Data records:
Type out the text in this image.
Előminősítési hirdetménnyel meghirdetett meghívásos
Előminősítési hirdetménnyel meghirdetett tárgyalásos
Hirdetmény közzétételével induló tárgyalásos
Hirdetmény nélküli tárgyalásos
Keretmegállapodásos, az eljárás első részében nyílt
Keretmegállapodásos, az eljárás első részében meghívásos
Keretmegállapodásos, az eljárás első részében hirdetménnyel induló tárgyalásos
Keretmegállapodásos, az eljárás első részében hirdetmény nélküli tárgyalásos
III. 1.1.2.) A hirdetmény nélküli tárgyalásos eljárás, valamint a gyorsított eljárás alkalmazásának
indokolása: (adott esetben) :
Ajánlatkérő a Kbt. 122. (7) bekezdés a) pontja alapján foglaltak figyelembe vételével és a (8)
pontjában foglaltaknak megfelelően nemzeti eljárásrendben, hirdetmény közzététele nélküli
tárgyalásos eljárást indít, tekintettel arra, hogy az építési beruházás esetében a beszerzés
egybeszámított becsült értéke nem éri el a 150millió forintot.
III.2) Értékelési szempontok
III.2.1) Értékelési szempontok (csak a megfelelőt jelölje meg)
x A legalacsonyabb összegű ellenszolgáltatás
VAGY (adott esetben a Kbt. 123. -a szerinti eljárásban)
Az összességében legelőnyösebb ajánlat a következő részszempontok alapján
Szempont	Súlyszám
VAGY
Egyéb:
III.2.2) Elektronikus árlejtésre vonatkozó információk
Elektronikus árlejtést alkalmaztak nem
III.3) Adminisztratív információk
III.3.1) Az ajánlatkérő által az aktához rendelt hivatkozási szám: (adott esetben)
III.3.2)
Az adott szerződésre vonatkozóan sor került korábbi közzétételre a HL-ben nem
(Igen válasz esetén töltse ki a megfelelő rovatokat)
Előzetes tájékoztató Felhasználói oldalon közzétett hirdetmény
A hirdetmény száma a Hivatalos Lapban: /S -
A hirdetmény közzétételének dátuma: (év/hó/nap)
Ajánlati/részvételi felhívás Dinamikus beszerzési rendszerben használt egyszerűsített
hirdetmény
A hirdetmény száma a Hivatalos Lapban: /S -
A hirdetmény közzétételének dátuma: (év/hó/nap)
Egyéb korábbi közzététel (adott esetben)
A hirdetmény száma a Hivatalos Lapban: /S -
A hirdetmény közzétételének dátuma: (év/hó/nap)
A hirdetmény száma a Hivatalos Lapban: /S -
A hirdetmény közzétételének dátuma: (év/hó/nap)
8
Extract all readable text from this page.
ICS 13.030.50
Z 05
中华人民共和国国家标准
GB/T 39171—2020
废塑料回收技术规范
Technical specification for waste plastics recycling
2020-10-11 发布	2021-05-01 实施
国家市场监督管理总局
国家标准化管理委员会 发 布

Problem to solve: Please retype, exactly as written, every line from the line containing "Extract all readable text from this page." through the last line of the records above, including both of those lines, and nothing else.

Result for this exercise:
Extract all readable text from this page.
ICS 13.030.50
Z 05
中华人民共和国国家标准
GB/T 39171—2020
废塑料回收技术规范
Technical specification for waste plastics recycling
2020-10-11 发布	2021-05-01 实施
国家市场监督管理总局
国家标准化管理委员会 发 布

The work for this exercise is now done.